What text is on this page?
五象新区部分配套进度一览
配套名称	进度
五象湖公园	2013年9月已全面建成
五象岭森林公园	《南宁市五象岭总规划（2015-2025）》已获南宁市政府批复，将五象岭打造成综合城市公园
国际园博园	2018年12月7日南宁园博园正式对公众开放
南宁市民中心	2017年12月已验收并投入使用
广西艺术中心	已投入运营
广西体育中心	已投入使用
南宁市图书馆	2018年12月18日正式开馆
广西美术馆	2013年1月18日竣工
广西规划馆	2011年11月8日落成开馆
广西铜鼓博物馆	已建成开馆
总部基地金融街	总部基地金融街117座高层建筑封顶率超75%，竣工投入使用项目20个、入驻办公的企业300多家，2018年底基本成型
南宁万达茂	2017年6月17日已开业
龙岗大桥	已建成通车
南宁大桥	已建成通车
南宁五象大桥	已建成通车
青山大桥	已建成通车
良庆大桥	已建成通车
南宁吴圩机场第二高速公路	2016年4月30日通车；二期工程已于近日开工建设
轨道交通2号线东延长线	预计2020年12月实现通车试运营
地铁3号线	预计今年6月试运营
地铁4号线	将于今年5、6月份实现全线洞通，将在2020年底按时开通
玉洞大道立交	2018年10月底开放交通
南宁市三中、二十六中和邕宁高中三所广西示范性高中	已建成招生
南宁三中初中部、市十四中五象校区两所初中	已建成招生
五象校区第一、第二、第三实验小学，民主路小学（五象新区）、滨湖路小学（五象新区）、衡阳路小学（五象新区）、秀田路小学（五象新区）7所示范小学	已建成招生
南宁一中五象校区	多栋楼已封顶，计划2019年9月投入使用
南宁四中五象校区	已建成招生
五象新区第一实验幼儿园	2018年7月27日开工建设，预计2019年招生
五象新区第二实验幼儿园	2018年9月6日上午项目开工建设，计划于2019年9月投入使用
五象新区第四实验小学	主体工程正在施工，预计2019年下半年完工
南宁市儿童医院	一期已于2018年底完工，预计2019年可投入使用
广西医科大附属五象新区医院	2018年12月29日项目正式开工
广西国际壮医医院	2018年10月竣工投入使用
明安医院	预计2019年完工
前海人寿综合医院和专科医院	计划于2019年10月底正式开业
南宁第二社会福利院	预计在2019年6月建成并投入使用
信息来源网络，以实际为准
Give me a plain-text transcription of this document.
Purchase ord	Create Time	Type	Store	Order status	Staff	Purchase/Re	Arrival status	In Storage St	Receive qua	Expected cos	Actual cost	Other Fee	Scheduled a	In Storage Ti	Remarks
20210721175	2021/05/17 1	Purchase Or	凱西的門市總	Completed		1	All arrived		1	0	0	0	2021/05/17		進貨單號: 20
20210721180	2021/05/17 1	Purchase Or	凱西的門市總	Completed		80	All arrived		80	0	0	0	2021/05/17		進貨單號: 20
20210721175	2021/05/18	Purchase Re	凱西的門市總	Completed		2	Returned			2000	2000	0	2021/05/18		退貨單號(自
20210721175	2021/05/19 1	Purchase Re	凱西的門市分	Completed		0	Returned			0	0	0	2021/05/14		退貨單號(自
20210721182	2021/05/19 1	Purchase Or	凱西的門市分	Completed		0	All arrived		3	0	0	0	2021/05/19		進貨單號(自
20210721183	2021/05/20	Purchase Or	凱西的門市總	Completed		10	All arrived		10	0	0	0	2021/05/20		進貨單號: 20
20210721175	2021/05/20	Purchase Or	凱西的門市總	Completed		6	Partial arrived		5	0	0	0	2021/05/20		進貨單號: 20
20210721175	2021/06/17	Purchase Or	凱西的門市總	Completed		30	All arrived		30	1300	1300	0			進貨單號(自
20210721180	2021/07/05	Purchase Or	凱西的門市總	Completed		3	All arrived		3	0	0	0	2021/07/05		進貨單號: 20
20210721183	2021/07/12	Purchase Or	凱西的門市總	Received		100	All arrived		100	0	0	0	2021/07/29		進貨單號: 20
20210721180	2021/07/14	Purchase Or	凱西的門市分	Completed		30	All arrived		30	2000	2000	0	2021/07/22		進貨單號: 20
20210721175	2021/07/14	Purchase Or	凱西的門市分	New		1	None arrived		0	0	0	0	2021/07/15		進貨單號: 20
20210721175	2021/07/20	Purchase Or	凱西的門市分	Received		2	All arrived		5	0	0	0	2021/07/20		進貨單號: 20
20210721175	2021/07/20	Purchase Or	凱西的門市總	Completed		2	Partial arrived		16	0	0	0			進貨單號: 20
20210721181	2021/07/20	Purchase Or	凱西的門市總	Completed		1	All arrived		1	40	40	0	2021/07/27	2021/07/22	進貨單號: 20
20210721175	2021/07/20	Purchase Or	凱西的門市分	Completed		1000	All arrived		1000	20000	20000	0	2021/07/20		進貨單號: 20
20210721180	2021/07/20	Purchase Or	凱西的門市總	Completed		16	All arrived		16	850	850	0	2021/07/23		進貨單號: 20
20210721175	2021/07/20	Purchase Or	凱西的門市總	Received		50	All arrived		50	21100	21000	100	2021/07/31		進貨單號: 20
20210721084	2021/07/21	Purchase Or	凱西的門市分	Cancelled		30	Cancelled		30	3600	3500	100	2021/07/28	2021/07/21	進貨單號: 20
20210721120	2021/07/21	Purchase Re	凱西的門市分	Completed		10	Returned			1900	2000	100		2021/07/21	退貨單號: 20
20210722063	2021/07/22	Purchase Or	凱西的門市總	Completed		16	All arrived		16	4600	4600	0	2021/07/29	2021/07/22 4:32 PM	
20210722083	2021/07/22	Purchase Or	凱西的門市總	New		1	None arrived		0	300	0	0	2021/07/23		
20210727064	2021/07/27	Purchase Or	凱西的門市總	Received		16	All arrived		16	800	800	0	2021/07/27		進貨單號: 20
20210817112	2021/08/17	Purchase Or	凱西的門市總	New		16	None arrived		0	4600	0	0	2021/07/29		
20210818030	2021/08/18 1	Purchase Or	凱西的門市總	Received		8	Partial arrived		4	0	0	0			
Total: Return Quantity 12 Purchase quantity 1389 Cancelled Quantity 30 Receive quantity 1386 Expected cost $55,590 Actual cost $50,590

TASK DETAILS
Word for word, quote all of the data above.

RIGHT ANSWER
What text is on this page?
五象新区部分配套进度一览
配套名称	进度
五象湖公园	2013年9月已全面建成
五象岭森林公园	《南宁市五象岭总规划（2015-2025）》已获南宁市政府批复，将五象岭打造成综合城市公园
国际园博园	2018年12月7日南宁园博园正式对公众开放
南宁市民中心	2017年12月已验收并投入使用
广西艺术中心	已投入运营
广西体育中心	已投入使用
南宁市图书馆	2018年12月18日正式开馆
广西美术馆	2013年1月18日竣工
广西规划馆	2011年11月8日落成开馆
广西铜鼓博物馆	已建成开馆
总部基地金融街	总部基地金融街117座高层建筑封顶率超75%，竣工投入使用项目20个、入驻办公的企业300多家，2018年底基本成型
南宁万达茂	2017年6月17日已开业
龙岗大桥	已建成通车
南宁大桥	已建成通车
南宁五象大桥	已建成通车
青山大桥	已建成通车
良庆大桥	已建成通车
南宁吴圩机场第二高速公路	2016年4月30日通车；二期工程已于近日开工建设
轨道交通2号线东延长线	预计2020年12月实现通车试运营
地铁3号线	预计今年6月试运营
地铁4号线	将于今年5、6月份实现全线洞通，将在2020年底按时开通
玉洞大道立交	2018年10月底开放交通
南宁市三中、二十六中和邕宁高中三所广西示范性高中	已建成招生
南宁三中初中部、市十四中五象校区两所初中	已建成招生
五象校区第一、第二、第三实验小学，民主路小学（五象新区）、滨湖路小学（五象新区）、衡阳路小学（五象新区）、秀田路小学（五象新区）7所示范小学	已建成招生
南宁一中五象校区	多栋楼已封顶，计划2019年9月投入使用
南宁四中五象校区	已建成招生
五象新区第一实验幼儿园	2018年7月27日开工建设，预计2019年招生
五象新区第二实验幼儿园	2018年9月6日上午项目开工建设，计划于2019年9月投入使用
五象新区第四实验小学	主体工程正在施工，预计2019年下半年完工
南宁市儿童医院	一期已于2018年底完工，预计2019年可投入使用
广西医科大附属五象新区医院	2018年12月29日项目正式开工
广西国际壮医医院	2018年10月竣工投入使用
明安医院	预计2019年完工
前海人寿综合医院和专科医院	计划于2019年10月底正式开业
南宁第二社会福利院	预计在2019年6月建成并投入使用
信息来源网络，以实际为准
Give me a plain-text transcription of this document.
Purchase ord	Create Time	Type	Store	Order status	Staff	Purchase/Re	Arrival status	In Storage St	Receive qua	Expected cos	Actual cost	Other Fee	Scheduled a	In Storage Ti	Remarks
20210721175	2021/05/17 1	Purchase Or	凱西的門市總	Completed		1	All arrived		1	0	0	0	2021/05/17		進貨單號: 20
20210721180	2021/05/17 1	Purchase Or	凱西的門市總	Completed		80	All arrived		80	0	0	0	2021/05/17		進貨單號: 20
20210721175	2021/05/18	Purchase Re	凱西的門市總	Completed		2	Returned			2000	2000	0	2021/05/18		退貨單號(自
20210721175	2021/05/19 1	Purchase Re	凱西的門市分	Completed		0	Returned			0	0	0	2021/05/14		退貨單號(自
20210721182	2021/05/19 1	Purchase Or	凱西的門市分	Completed		0	All arrived		3	0	0	0	2021/05/19		進貨單號(自
20210721183	2021/05/20	Purchase Or	凱西的門市總	Completed		10	All arrived		10	0	0	0	2021/05/20		進貨單號: 20
20210721175	2021/05/20	Purchase Or	凱西的門市總	Completed		6	Partial arrived		5	0	0	0	2021/05/20		進貨單號: 20
20210721175	2021/06/17	Purchase Or	凱西的門市總	Completed		30	All arrived		30	1300	1300	0			進貨單號(自
20210721180	2021/07/05	Purchase Or	凱西的門市總	Completed		3	All arrived		3	0	0	0	2021/07/05		進貨單號: 20
20210721183	2021/07/12	Purchase Or	凱西的門市總	Received		100	All arrived		100	0	0	0	2021/07/29		進貨單號: 20
20210721180	2021/07/14	Purchase Or	凱西的門市分	Completed		30	All arrived		30	2000	2000	0	2021/07/22		進貨單號: 20
20210721175	2021/07/14	Purchase Or	凱西的門市分	New		1	None arrived		0	0	0	0	2021/07/15		進貨單號: 20
20210721175	2021/07/20	Purchase Or	凱西的門市分	Received		2	All arrived		5	0	0	0	2021/07/20		進貨單號: 20
20210721175	2021/07/20	Purchase Or	凱西的門市總	Completed		2	Partial arrived		16	0	0	0			進貨單號: 20
20210721181	2021/07/20	Purchase Or	凱西的門市總	Completed		1	All arrived		1	40	40	0	2021/07/27	2021/07/22	進貨單號: 20
20210721175	2021/07/20	Purchase Or	凱西的門市分	Completed		1000	All arrived		1000	20000	20000	0	2021/07/20		進貨單號: 20
20210721180	2021/07/20	Purchase Or	凱西的門市總	Completed		16	All arrived		16	850	850	0	2021/07/23		進貨單號: 20
20210721175	2021/07/20	Purchase Or	凱西的門市總	Received		50	All arrived		50	21100	21000	100	2021/07/31		進貨單號: 20
20210721084	2021/07/21	Purchase Or	凱西的門市分	Cancelled		30	Cancelled		30	3600	3500	100	2021/07/28	2021/07/21	進貨單號: 20
20210721120	2021/07/21	Purchase Re	凱西的門市分	Completed		10	Returned			1900	2000	100		2021/07/21	退貨單號: 20
20210722063	2021/07/22	Purchase Or	凱西的門市總	Completed		16	All arrived		16	4600	4600	0	2021/07/29	2021/07/22 4:32 PM	
20210722083	2021/07/22	Purchase Or	凱西的門市總	New		1	None arrived		0	300	0	0	2021/07/23		
20210727064	2021/07/27	Purchase Or	凱西的門市總	Received		16	All arrived		16	800	800	0	2021/07/27		進貨單號: 20
20210817112	2021/08/17	Purchase Or	凱西的門市總	New		16	None arrived		0	4600	0	0	2021/07/29		
20210818030	2021/08/18 1	Purchase Or	凱西的門市總	Received		8	Partial arrived		4	0	0	0			
Total: Return Quantity 12 Purchase quantity 1389 Cancelled Quantity 30 Receive quantity 1386 Expected cost $55,590 Actual cost $50,590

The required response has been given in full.